**Do this:**
Print again only this span: the line with "Parse this screenshot: output", the line with "Convert this screenshot", and all lines between them, exactly as given.

**Available records:**
-=-=-=-=-
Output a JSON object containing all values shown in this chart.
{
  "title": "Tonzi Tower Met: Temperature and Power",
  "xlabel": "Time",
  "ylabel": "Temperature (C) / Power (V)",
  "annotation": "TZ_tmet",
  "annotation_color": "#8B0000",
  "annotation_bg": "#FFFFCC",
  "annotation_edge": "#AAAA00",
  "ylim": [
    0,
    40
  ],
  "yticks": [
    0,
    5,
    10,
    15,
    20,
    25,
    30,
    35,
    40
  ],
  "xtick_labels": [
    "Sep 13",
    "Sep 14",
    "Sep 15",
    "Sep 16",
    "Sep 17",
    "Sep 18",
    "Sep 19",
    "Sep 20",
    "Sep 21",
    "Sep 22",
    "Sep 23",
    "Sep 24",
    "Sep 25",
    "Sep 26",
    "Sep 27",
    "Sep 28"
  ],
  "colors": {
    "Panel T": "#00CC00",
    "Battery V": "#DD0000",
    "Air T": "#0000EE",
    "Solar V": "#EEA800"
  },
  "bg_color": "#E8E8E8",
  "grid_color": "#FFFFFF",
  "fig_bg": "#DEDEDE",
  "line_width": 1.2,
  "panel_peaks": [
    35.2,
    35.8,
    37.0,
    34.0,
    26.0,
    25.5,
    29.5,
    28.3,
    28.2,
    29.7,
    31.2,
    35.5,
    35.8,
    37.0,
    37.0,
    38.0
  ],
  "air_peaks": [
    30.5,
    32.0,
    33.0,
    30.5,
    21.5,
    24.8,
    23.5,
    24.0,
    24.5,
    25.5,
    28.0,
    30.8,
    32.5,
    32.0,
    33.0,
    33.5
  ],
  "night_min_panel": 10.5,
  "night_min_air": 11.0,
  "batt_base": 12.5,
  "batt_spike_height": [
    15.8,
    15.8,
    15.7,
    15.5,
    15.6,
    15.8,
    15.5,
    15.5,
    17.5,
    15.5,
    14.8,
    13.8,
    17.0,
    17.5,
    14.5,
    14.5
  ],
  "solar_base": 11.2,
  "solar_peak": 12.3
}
-=-=-=-=-
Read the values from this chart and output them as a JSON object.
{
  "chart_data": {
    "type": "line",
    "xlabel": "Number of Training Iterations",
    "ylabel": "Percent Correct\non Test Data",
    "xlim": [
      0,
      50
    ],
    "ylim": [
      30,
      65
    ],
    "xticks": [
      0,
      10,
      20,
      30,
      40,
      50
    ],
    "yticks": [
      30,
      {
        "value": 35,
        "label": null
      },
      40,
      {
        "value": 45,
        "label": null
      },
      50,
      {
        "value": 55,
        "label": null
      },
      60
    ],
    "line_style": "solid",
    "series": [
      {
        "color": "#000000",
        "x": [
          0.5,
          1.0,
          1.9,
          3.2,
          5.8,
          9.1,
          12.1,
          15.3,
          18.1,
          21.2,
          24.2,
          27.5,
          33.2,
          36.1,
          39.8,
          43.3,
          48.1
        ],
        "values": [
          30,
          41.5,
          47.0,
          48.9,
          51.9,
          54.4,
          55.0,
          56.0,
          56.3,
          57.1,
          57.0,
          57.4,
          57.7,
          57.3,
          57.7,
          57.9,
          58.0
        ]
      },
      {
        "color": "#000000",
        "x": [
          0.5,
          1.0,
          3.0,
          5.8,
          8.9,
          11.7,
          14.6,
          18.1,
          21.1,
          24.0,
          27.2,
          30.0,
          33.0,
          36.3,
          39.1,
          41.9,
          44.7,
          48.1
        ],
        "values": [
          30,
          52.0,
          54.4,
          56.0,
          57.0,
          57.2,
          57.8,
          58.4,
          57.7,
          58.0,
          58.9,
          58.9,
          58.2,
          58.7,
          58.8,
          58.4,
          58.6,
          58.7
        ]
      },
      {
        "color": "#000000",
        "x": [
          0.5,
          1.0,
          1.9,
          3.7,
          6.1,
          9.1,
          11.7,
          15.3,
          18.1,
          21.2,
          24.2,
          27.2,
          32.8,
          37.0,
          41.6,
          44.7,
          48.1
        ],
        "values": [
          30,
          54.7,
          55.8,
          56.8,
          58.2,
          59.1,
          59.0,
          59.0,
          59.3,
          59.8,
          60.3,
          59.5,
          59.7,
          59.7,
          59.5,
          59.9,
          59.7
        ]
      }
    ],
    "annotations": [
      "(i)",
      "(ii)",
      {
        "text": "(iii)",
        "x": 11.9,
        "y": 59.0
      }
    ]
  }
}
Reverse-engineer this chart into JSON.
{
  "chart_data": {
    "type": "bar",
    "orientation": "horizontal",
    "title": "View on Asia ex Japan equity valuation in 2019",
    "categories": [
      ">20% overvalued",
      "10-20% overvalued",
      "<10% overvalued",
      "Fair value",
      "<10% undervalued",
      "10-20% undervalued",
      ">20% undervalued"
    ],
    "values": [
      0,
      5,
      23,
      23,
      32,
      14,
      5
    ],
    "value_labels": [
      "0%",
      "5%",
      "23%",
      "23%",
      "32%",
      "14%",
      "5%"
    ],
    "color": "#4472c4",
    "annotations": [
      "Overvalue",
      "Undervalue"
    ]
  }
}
-=-=-=-=-
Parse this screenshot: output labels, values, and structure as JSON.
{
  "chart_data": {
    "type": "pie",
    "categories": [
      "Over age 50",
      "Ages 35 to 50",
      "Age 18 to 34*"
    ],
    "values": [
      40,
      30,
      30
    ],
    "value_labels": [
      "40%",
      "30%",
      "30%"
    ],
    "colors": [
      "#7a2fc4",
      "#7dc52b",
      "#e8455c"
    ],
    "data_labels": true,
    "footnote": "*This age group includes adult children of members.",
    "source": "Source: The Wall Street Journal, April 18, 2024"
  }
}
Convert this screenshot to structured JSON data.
-=-=-=-=-
**Solution below:**
Parse this screenshot: output labels, values, and structure as JSON.
{
  "chart_data": {
    "type": "pie",
    "categories": [
      "Over age 50",
      "Ages 35 to 50",
      "Age 18 to 34*"
    ],
    "values": [
      40,
      30,
      30
    ],
    "value_labels": [
      "40%",
      "30%",
      "30%"
    ],
    "colors": [
      "#7a2fc4",
      "#7dc52b",
      "#e8455c"
    ],
    "data_labels": true,
    "footnote": "*This age group includes adult children of members.",
    "source": "Source: The Wall Street Journal, April 18, 2024"
  }
}
Convert this screenshot to structured JSON data.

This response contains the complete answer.